- Collected data entries -
******************************
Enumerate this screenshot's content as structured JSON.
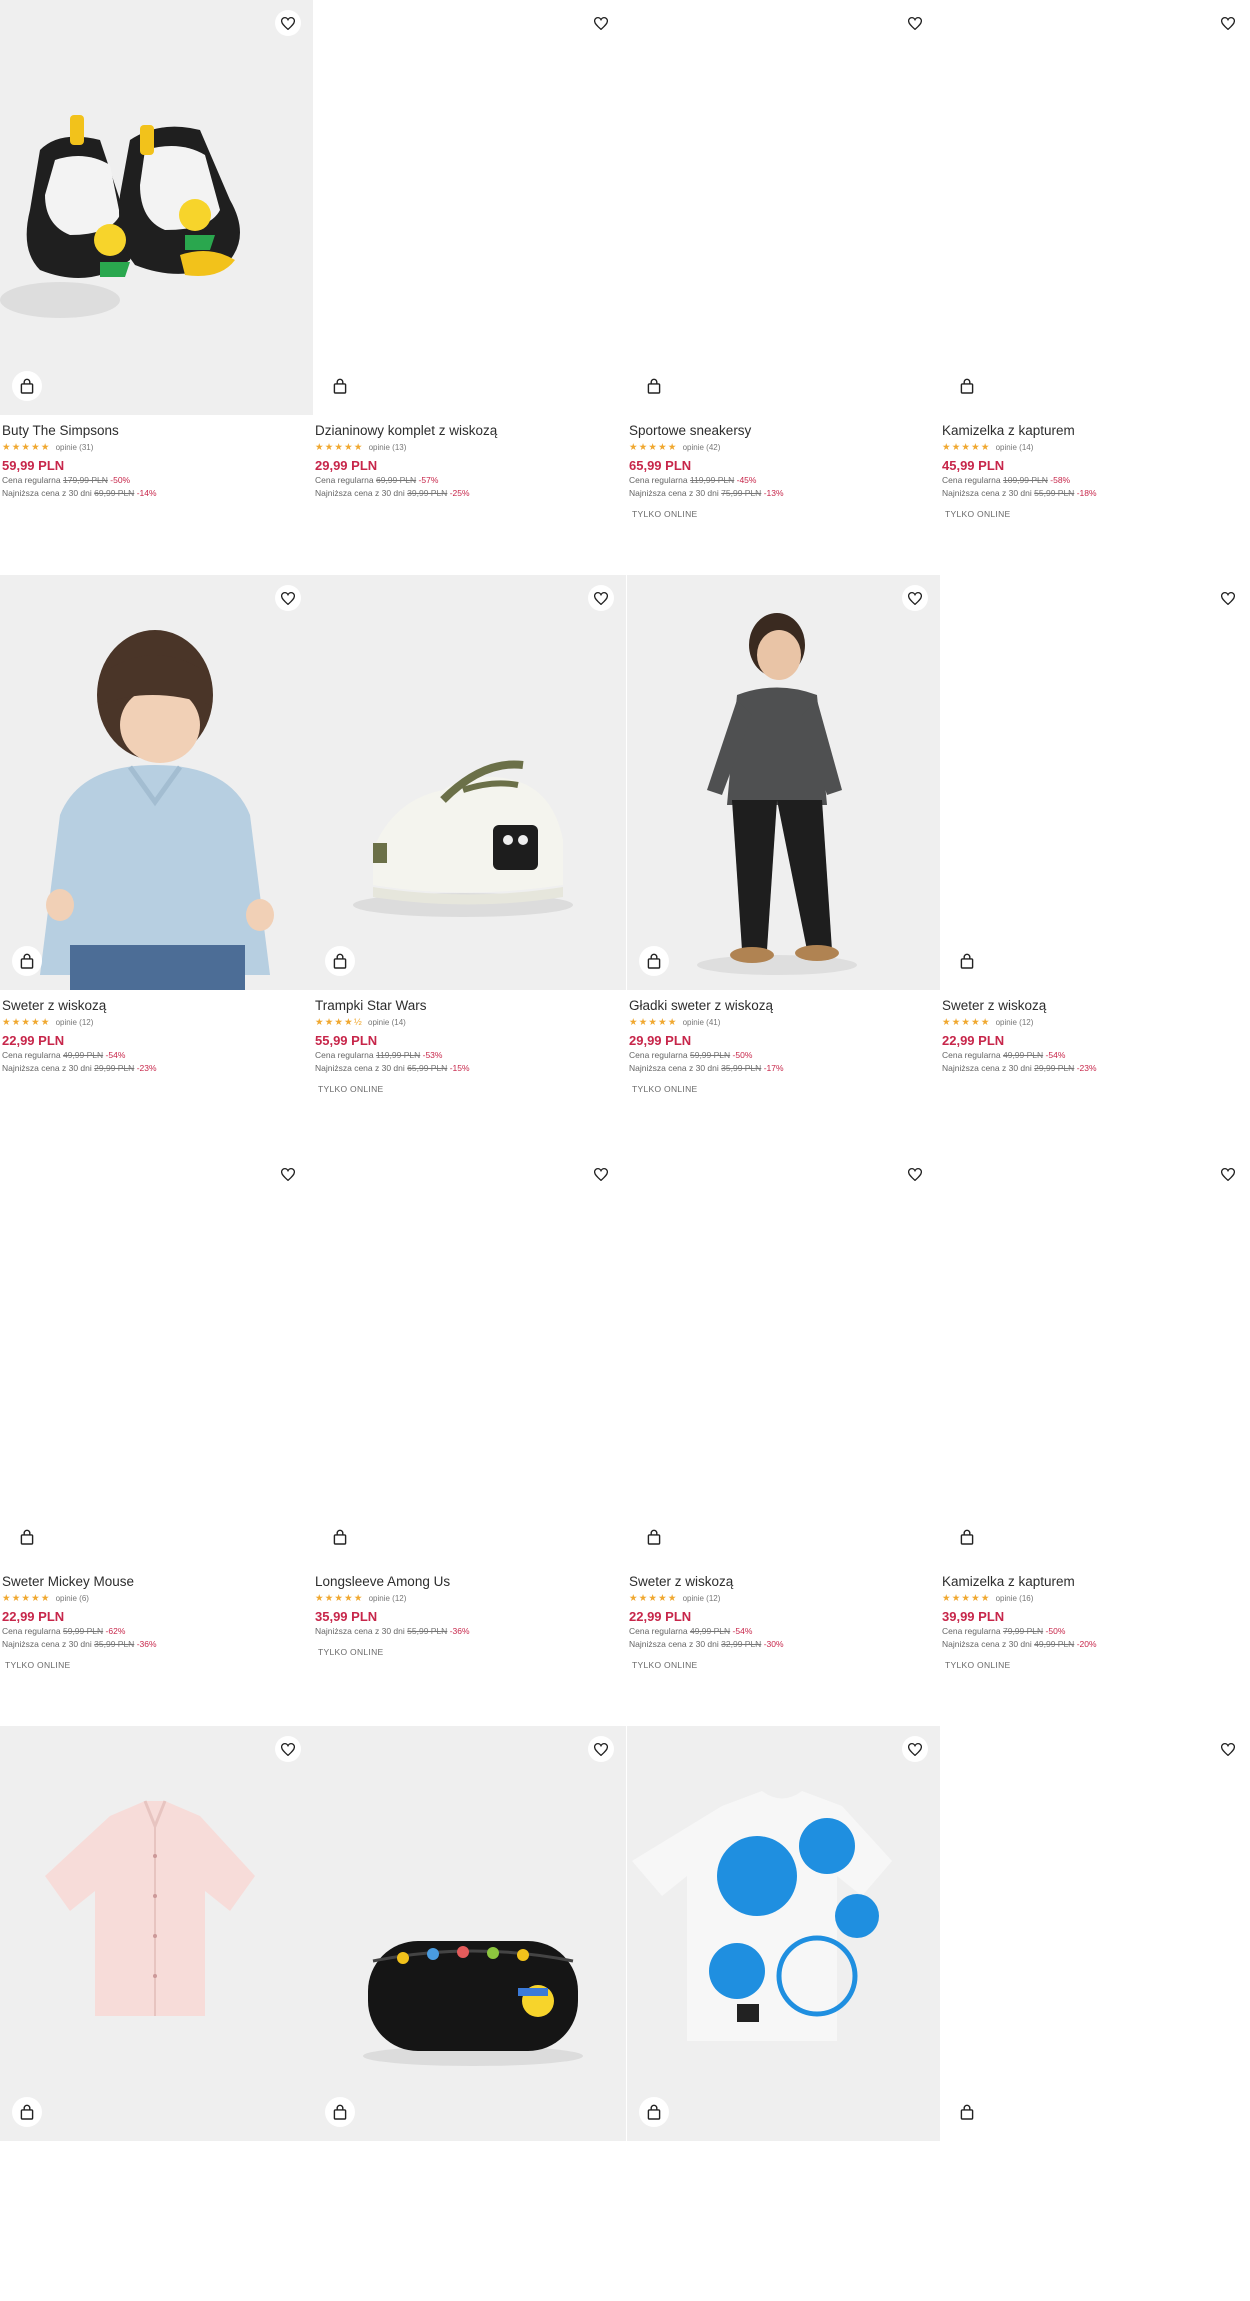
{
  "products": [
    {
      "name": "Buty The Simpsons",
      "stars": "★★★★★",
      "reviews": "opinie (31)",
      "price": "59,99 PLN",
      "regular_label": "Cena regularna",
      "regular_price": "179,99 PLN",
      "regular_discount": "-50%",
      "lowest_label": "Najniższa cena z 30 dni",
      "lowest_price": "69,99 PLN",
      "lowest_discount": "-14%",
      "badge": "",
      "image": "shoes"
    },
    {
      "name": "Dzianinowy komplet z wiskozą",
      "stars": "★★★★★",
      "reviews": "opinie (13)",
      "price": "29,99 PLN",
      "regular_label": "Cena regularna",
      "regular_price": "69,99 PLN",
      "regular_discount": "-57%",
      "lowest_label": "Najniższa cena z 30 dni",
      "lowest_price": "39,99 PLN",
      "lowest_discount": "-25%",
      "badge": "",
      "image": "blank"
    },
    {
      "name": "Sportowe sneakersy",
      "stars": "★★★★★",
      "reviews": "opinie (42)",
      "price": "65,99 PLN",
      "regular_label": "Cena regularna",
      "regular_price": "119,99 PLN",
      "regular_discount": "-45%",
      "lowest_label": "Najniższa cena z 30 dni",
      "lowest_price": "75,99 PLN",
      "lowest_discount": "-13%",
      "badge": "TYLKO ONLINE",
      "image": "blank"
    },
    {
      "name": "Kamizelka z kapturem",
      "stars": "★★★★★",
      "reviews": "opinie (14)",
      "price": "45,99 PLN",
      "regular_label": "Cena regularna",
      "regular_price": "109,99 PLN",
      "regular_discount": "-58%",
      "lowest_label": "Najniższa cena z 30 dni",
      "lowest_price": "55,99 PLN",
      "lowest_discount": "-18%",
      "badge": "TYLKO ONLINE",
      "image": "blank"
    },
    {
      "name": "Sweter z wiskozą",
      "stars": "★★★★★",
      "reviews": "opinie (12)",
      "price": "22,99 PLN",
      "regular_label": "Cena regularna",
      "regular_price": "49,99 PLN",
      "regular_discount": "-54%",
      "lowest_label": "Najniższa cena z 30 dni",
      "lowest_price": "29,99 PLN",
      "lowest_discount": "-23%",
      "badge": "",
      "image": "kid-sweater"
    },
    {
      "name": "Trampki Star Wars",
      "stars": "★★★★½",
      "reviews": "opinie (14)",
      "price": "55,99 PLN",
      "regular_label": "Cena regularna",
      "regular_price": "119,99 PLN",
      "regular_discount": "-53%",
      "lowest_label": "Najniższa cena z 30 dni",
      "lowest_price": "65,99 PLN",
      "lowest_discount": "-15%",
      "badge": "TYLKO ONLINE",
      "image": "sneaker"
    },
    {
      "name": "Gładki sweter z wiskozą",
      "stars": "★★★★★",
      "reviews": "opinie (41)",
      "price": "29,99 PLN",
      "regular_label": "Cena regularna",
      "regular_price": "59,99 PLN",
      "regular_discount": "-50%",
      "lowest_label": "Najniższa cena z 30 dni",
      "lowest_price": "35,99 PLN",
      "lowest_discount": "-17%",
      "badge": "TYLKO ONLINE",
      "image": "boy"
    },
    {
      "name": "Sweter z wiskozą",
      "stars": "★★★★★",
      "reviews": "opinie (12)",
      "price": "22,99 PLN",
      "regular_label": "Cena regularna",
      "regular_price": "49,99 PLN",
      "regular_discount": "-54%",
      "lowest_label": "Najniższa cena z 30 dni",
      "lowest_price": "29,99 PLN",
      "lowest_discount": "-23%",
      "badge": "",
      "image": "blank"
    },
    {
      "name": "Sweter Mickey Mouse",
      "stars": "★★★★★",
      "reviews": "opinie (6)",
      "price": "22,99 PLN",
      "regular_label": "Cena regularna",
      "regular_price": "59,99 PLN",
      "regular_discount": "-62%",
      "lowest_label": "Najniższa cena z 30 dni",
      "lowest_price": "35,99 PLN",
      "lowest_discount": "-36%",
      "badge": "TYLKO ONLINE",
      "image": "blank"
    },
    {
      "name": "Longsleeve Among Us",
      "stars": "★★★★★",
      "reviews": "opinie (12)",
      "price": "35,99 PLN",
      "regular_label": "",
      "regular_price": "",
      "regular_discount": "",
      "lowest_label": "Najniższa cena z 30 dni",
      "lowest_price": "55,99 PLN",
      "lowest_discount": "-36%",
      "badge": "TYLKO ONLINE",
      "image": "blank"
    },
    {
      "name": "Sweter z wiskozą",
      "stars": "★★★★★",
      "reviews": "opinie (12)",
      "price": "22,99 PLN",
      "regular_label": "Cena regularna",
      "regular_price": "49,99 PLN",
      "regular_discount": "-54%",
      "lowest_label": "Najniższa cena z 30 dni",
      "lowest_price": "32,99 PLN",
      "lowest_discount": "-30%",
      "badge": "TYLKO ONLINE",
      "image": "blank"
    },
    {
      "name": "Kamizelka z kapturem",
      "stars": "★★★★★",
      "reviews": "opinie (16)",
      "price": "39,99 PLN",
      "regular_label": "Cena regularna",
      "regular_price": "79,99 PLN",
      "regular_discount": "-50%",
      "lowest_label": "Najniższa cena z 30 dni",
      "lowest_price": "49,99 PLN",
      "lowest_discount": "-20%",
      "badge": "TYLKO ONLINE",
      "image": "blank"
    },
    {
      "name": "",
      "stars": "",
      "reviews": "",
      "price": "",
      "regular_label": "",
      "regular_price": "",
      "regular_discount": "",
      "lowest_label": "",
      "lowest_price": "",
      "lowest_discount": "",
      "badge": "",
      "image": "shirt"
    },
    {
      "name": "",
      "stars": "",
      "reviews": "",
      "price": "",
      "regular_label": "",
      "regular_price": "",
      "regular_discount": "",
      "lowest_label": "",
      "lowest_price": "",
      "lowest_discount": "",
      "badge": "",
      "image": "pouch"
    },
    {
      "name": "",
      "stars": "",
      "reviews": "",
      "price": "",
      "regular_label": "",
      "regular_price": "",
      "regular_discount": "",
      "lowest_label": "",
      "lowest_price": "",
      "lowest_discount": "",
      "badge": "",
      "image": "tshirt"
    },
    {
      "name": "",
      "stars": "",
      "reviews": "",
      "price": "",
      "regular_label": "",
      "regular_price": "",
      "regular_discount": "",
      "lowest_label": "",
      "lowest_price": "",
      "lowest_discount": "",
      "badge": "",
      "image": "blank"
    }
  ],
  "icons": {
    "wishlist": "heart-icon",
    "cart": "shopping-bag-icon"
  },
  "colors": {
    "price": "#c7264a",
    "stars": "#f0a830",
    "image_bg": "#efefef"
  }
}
******************************
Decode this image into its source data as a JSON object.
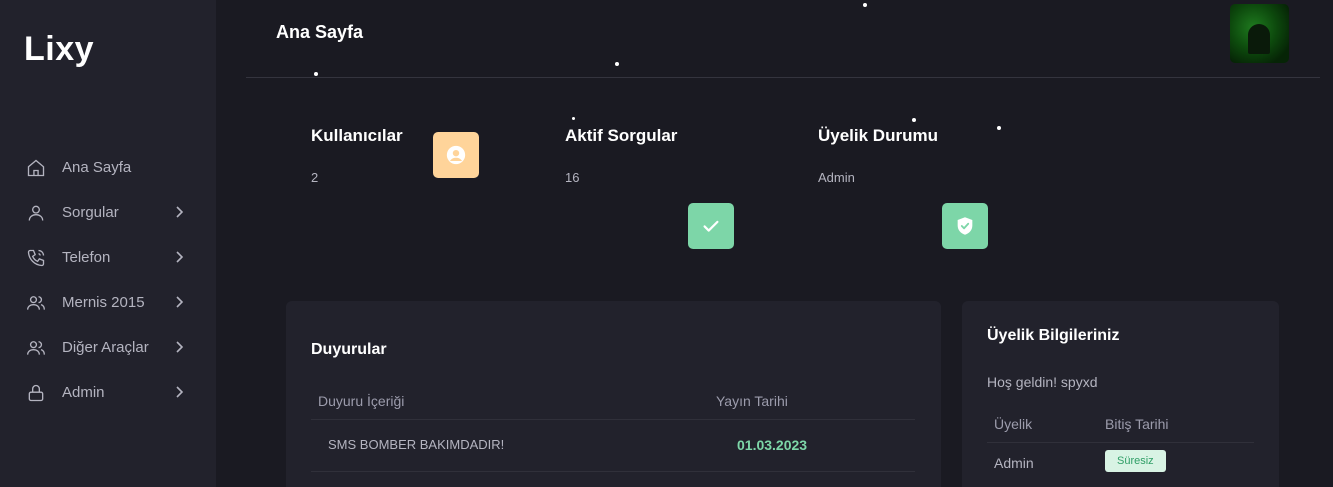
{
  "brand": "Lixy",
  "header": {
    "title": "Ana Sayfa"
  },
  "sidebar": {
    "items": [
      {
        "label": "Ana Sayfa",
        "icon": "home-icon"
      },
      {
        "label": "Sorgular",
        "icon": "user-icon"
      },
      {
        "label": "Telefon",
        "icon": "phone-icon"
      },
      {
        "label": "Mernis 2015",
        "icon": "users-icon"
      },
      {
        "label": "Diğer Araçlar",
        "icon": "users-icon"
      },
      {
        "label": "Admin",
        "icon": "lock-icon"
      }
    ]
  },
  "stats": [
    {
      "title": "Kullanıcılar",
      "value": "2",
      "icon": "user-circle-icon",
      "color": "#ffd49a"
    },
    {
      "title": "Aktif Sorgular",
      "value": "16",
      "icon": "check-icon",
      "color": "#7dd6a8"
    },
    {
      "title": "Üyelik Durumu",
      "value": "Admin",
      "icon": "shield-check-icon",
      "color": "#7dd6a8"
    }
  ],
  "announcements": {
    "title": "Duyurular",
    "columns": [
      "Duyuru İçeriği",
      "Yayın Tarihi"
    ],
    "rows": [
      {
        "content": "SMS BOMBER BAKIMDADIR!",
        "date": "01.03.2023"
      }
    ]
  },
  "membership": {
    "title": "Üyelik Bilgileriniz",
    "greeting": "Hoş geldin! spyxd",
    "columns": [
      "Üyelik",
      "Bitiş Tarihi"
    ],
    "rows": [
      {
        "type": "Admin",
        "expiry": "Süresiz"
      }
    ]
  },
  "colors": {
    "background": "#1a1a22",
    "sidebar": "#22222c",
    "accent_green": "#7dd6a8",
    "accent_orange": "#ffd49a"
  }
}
******************************
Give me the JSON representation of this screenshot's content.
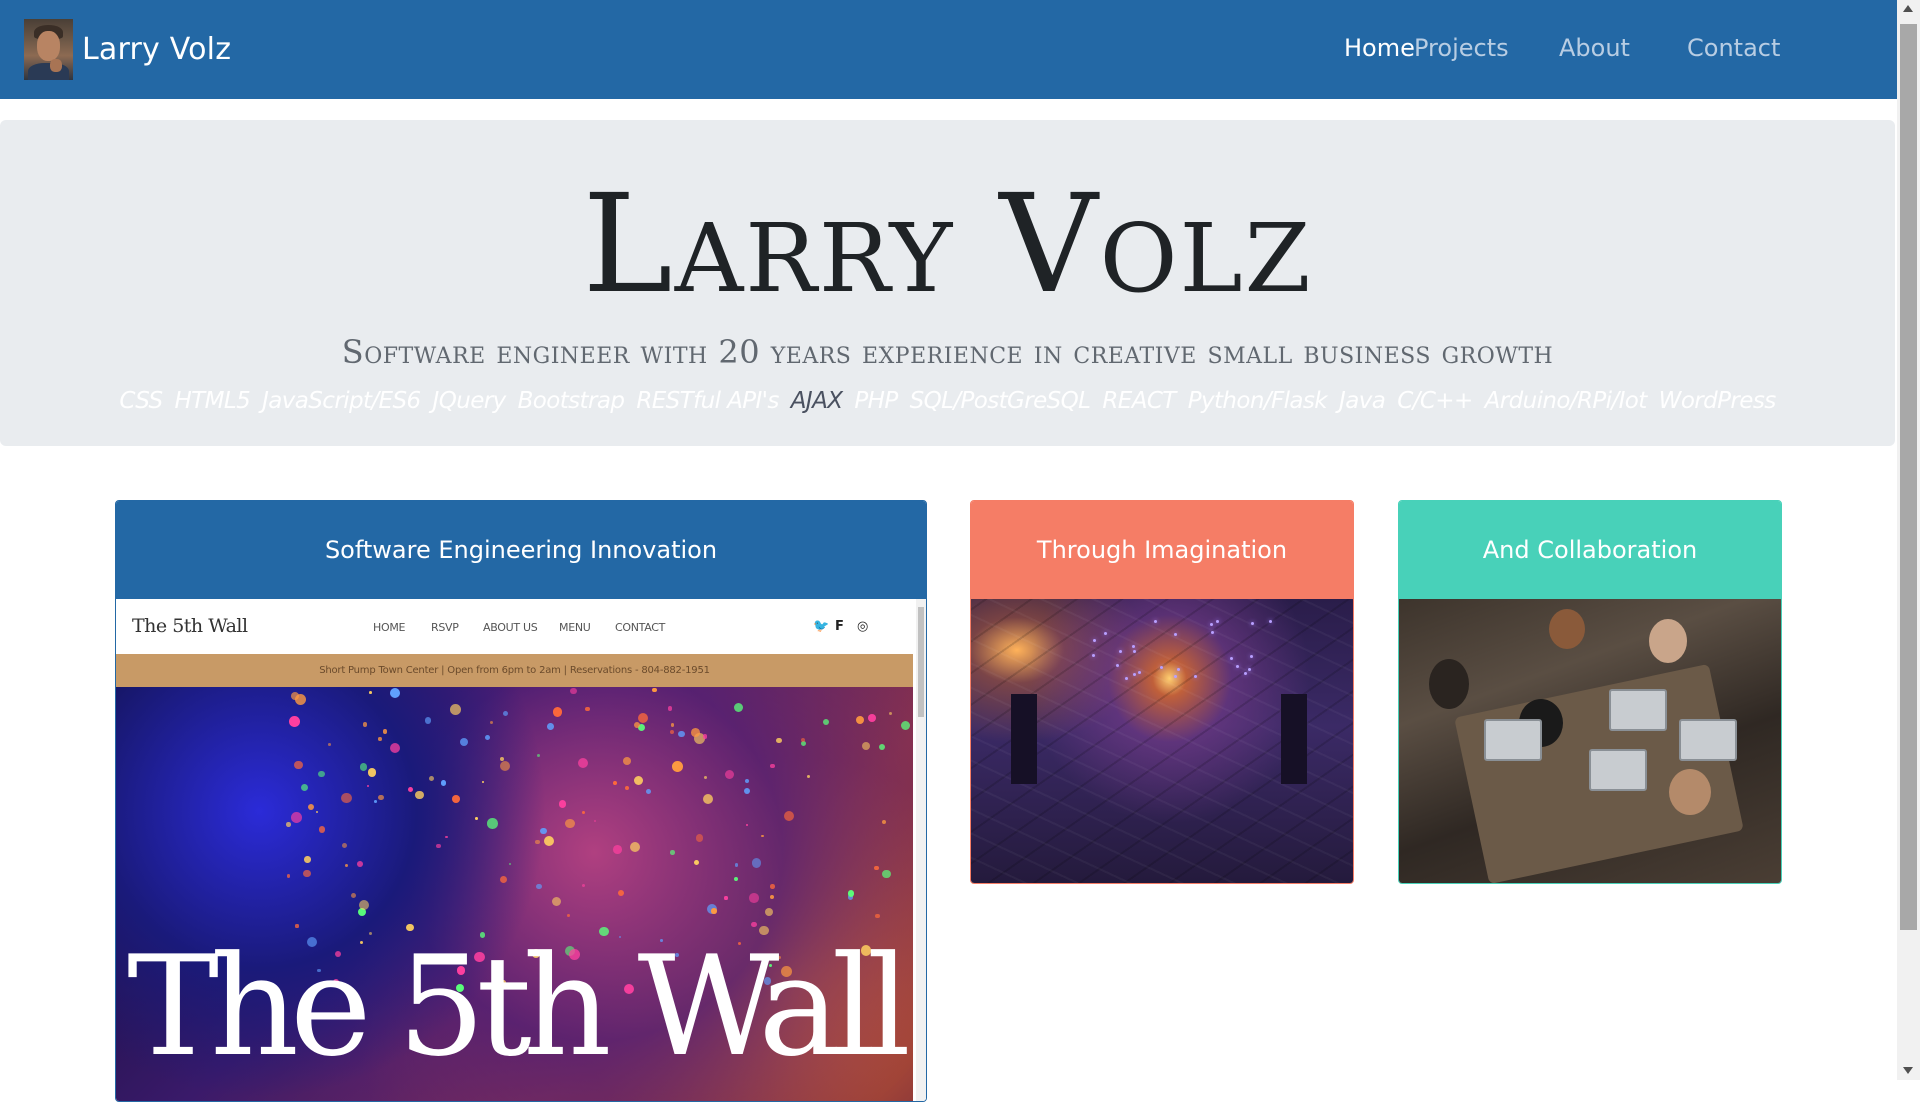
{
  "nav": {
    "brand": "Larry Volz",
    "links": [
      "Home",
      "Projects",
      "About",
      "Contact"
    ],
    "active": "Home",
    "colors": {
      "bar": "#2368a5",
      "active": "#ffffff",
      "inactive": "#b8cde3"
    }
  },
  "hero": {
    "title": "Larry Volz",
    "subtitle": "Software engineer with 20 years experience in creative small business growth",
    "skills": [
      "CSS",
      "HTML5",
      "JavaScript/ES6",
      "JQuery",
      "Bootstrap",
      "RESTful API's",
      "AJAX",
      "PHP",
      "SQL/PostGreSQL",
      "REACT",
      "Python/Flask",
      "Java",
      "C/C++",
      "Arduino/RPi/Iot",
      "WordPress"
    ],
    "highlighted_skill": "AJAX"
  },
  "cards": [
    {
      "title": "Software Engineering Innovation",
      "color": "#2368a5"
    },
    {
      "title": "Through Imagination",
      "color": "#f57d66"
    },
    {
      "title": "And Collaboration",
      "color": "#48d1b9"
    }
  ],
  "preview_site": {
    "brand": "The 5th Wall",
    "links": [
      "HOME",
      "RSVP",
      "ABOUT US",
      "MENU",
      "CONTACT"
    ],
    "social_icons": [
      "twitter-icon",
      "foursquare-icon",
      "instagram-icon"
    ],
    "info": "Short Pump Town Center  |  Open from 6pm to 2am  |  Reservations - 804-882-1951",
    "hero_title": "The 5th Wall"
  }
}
******************************
- To be done -
Copy every line above that includes the string "Sorgular".

- Response below -
        "label": "Sorgular",
      "title": "Aktif Sorgular",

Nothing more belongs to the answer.